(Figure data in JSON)
□ □ □ □ □

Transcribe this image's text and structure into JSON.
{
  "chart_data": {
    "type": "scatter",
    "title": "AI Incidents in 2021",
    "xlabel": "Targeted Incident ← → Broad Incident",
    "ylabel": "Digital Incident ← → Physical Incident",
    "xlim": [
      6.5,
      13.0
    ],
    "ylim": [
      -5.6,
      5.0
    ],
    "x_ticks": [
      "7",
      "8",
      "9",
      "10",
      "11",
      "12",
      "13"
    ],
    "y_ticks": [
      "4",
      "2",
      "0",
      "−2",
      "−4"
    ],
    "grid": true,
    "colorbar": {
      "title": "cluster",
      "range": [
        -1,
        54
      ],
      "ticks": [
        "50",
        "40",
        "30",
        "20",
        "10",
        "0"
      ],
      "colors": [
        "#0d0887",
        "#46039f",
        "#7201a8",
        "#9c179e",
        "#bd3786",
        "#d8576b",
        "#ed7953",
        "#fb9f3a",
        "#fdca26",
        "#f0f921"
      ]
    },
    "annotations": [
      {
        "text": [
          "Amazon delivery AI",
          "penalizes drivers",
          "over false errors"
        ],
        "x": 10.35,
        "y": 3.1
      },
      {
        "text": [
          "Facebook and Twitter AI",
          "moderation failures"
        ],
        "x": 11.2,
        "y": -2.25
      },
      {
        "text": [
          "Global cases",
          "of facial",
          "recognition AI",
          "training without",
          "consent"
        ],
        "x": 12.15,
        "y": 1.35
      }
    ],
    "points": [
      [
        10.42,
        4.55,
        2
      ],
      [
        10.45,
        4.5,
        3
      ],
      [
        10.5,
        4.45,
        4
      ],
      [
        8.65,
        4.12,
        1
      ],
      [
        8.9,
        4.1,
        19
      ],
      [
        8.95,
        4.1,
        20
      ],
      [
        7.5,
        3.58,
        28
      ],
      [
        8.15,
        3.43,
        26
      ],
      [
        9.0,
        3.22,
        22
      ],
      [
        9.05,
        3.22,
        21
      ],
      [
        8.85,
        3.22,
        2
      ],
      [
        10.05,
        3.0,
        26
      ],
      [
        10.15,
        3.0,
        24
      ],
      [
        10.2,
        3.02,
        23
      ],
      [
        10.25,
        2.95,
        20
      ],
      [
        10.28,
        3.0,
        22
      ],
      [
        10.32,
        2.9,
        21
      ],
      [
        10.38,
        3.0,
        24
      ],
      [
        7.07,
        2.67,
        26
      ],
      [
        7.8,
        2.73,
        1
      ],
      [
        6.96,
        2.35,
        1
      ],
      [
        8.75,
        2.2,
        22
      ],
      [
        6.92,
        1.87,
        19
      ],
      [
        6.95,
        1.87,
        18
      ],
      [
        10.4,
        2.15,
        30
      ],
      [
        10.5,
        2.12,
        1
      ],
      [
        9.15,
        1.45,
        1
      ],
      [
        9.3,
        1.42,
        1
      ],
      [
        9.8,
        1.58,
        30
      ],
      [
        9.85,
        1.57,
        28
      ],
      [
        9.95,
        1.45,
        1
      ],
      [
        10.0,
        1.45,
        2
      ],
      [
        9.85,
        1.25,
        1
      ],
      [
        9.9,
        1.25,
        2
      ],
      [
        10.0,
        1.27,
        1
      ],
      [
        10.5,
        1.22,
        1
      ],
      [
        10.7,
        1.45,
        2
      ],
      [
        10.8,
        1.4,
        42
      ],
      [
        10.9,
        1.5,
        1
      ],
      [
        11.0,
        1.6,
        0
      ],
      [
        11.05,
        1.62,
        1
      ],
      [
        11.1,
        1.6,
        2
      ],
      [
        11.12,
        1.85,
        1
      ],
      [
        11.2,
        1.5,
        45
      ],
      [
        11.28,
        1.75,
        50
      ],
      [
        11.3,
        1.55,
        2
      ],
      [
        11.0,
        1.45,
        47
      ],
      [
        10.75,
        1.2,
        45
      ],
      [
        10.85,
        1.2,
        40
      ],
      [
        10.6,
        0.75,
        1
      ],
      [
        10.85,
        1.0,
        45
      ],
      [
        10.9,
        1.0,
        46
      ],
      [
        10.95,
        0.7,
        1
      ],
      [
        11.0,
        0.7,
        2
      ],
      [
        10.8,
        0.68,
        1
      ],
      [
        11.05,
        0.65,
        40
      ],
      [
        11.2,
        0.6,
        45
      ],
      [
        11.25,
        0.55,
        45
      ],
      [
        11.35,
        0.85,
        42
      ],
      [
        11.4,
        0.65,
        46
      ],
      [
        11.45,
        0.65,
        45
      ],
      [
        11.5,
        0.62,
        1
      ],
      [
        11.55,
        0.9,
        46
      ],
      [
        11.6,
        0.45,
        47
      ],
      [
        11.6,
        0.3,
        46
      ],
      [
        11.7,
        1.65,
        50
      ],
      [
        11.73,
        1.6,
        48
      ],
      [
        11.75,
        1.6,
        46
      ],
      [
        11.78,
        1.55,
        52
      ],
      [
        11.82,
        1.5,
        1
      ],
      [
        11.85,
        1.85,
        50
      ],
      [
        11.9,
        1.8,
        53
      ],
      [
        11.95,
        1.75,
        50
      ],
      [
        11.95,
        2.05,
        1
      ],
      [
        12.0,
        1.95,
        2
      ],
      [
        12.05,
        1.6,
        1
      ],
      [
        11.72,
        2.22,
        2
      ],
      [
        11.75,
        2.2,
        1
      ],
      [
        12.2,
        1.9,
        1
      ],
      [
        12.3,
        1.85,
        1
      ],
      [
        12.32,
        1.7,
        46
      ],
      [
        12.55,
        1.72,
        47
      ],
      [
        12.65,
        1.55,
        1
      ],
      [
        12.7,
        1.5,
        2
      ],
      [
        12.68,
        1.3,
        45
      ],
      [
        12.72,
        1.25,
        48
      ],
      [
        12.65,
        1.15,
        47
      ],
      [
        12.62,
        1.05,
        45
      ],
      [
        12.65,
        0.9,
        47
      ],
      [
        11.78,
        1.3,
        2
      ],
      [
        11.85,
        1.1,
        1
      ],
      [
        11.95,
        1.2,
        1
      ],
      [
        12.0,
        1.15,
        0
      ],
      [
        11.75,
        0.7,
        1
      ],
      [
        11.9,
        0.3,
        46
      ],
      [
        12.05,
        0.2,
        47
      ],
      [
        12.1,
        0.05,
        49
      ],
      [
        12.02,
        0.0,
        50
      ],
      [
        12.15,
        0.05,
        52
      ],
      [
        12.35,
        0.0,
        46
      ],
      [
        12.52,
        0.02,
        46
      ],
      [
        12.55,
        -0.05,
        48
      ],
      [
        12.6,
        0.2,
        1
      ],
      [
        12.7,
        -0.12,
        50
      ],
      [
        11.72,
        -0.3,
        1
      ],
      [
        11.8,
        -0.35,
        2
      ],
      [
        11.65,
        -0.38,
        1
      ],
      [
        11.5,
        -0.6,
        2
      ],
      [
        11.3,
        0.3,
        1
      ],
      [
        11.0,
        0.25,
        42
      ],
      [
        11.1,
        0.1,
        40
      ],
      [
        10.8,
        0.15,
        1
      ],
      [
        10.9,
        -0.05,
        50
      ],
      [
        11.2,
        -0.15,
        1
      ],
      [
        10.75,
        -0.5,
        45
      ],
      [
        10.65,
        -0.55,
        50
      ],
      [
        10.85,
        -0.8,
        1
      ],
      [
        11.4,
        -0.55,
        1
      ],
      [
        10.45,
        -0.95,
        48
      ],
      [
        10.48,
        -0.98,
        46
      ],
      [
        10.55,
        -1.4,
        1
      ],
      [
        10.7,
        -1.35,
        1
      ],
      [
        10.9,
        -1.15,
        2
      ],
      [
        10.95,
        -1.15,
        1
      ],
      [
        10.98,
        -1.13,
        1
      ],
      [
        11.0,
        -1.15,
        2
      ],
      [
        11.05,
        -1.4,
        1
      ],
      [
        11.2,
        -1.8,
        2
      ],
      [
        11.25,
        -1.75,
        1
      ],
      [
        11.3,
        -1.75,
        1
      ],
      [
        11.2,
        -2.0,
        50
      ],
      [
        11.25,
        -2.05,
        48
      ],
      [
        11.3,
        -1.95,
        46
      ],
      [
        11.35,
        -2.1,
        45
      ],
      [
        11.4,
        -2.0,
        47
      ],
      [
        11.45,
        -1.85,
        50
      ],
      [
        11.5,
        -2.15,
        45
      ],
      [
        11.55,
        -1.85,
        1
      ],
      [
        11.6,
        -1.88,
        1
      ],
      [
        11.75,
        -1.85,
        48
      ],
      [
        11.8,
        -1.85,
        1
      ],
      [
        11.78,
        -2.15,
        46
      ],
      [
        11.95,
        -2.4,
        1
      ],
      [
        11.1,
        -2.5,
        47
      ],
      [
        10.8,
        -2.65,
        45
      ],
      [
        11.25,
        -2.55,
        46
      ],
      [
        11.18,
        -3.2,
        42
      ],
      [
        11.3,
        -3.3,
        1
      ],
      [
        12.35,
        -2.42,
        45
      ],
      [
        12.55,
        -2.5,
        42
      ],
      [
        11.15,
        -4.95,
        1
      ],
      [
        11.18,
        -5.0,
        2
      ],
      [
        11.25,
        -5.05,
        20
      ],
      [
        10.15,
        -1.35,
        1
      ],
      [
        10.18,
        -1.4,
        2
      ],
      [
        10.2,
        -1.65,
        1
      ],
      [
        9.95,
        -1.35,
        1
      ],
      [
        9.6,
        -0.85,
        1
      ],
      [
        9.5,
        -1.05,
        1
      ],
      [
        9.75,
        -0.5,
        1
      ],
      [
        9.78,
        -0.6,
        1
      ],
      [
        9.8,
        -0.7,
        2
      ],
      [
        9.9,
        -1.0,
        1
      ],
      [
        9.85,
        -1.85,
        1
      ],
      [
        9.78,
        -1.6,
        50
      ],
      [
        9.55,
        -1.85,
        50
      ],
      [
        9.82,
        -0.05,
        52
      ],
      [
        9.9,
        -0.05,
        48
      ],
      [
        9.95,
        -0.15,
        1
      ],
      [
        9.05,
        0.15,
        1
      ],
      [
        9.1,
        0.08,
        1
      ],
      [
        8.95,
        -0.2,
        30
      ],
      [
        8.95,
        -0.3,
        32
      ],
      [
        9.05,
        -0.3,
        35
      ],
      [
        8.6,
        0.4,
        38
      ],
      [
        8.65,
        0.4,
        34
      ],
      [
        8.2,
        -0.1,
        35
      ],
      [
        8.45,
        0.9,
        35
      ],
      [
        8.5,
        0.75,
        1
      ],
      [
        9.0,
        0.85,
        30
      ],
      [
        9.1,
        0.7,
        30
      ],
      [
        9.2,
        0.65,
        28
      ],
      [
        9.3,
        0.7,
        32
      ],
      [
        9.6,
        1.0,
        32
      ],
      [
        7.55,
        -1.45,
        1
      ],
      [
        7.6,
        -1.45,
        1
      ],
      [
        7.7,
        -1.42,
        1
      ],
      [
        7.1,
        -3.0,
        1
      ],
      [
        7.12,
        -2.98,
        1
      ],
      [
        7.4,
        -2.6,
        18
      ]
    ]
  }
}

□ □ □ □ □

**Task directions:**
For the listing above, identify each line bearing "title".

**Answer in full:**
    "title": "AI Incidents in 2021",
      "title": "cluster",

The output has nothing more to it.